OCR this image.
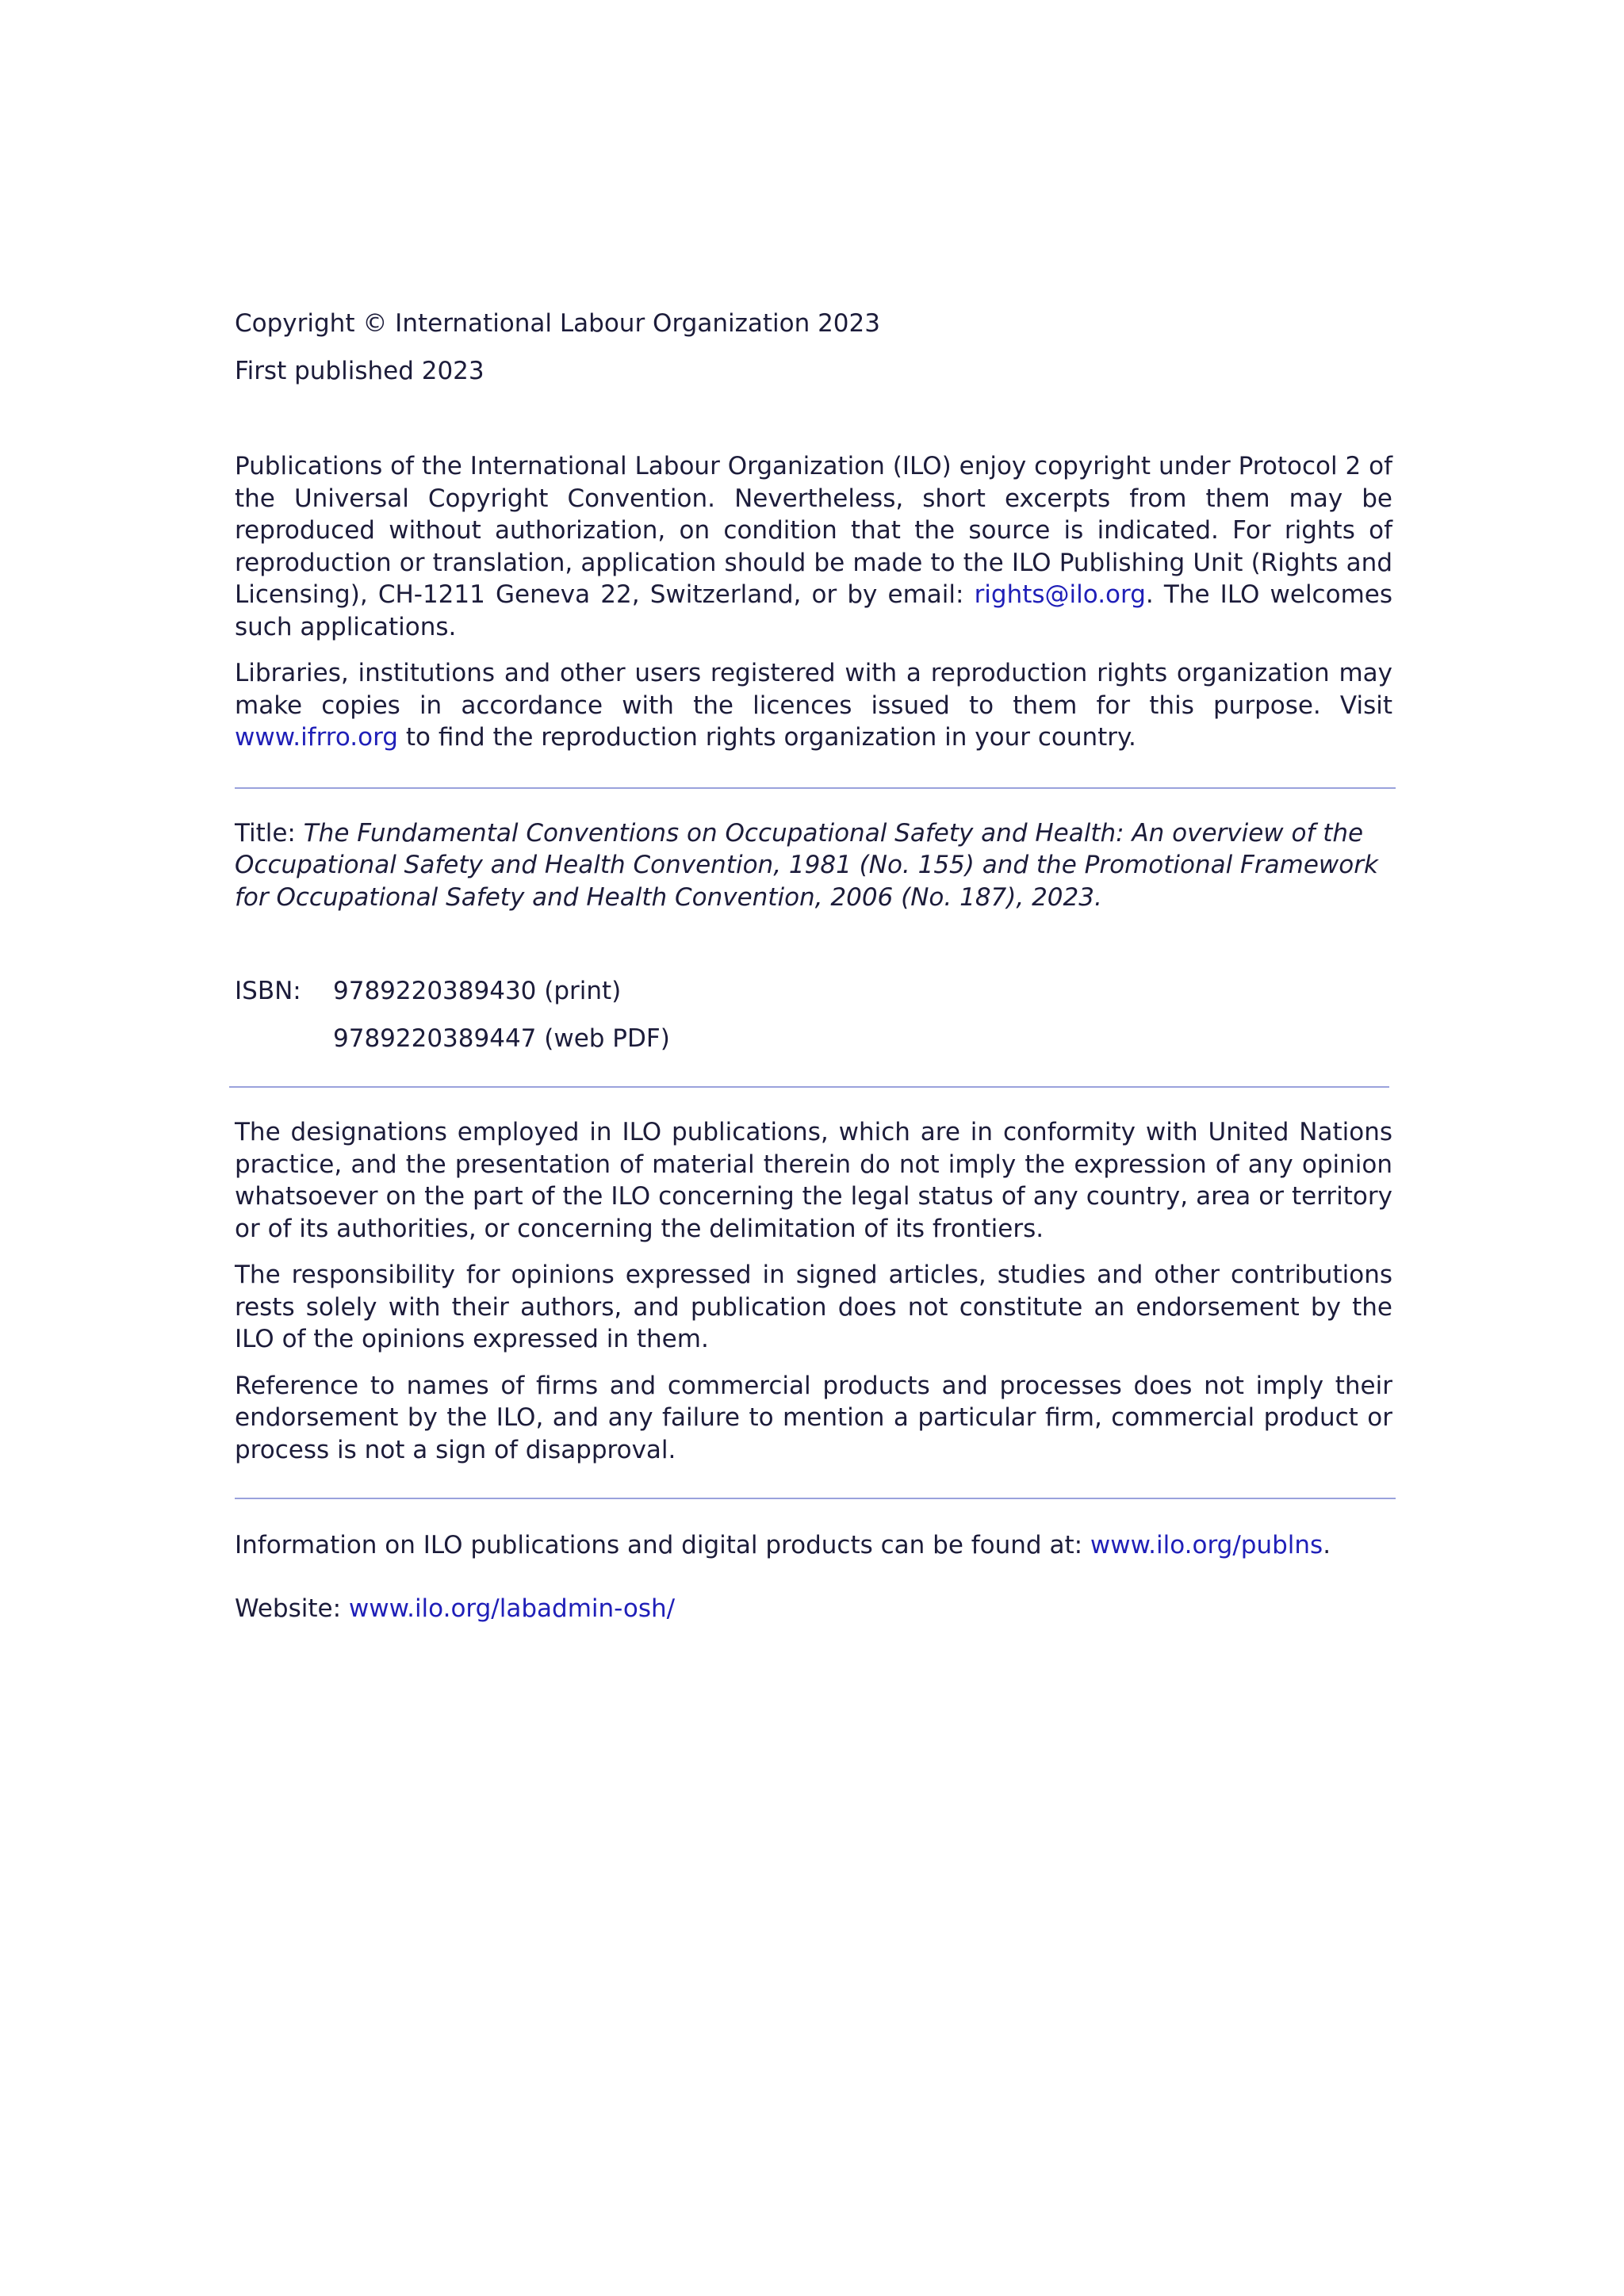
Copyright © International Labour Organization 2023
First published 2023

Publications of the International Labour Organization (ILO) enjoy copyright under Protocol 2 of the Universal Copyright Convention. Nevertheless, short excerpts from them may be reproduced without authorization, on condition that the source is indicated. For rights of reproduction or translation, application should be made to the ILO Publishing Unit (Rights and Licensing), CH-1211 Geneva 22, Switzerland, or by email: rights@ilo.org. The ILO welcomes such applications.

Libraries, institutions and other users registered with a reproduction rights organization may make copies in accordance with the licences issued to them for this purpose. Visit www.ifrro.org to find the reproduction rights organization in your country.

Title: The Fundamental Conventions on Occupational Safety and Health: An overview of the Occupational Safety and Health Convention, 1981 (No. 155) and the Promotional Framework for Occupational Safety and Health Convention, 2006 (No. 187), 2023.

ISBN:	9789220389430 (print)
9789220389447 (web PDF)

The designations employed in ILO publications, which are in conformity with United Nations practice, and the presentation of material therein do not imply the expression of any opinion whatsoever on the part of the ILO concerning the legal status of any country, area or territory or of its authorities, or concerning the delimitation of its frontiers.

The responsibility for opinions expressed in signed articles, studies and other contributions rests solely with their authors, and publication does not constitute an endorsement by the ILO of the opinions expressed in them.

Reference to names of firms and commercial products and processes does not imply their endorsement by the ILO, and any failure to mention a particular firm, commercial product or process is not a sign of disapproval.

Information on ILO publications and digital products can be found at: www.ilo.org/publns.
Website: www.ilo.org/labadmin-osh/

***

## WHAT IS NEEDED:
A faithful copy of the records above is needed, with the pictures left out.

## THE REPLY:
OCR this image.
Copyright © International Labour Organization 2023
First published 2023

Publications of the International Labour Organization (ILO) enjoy copyright under Protocol 2 of the Universal Copyright Convention. Nevertheless, short excerpts from them may be reproduced without authorization, on condition that the source is indicated. For rights of reproduction or translation, application should be made to the ILO Publishing Unit (Rights and Licensing), CH-1211 Geneva 22, Switzerland, or by email: rights@ilo.org. The ILO welcomes such applications.

Libraries, institutions and other users registered with a reproduction rights organization may make copies in accordance with the licences issued to them for this purpose. Visit www.ifrro.org to find the reproduction rights organization in your country.

Title: The Fundamental Conventions on Occupational Safety and Health: An overview of the Occupational Safety and Health Convention, 1981 (No. 155) and the Promotional Framework for Occupational Safety and Health Convention, 2006 (No. 187), 2023.

ISBN:	9789220389430 (print)
9789220389447 (web PDF)

The designations employed in ILO publications, which are in conformity with United Nations practice, and the presentation of material therein do not imply the expression of any opinion whatsoever on the part of the ILO concerning the legal status of any country, area or territory or of its authorities, or concerning the delimitation of its frontiers.

The responsibility for opinions expressed in signed articles, studies and other contributions rests solely with their authors, and publication does not constitute an endorsement by the ILO of the opinions expressed in them.

Reference to names of firms and commercial products and processes does not imply their endorsement by the ILO, and any failure to mention a particular firm, commercial product or process is not a sign of disapproval.

Information on ILO publications and digital products can be found at: www.ilo.org/publns.
Website: www.ilo.org/labadmin-osh/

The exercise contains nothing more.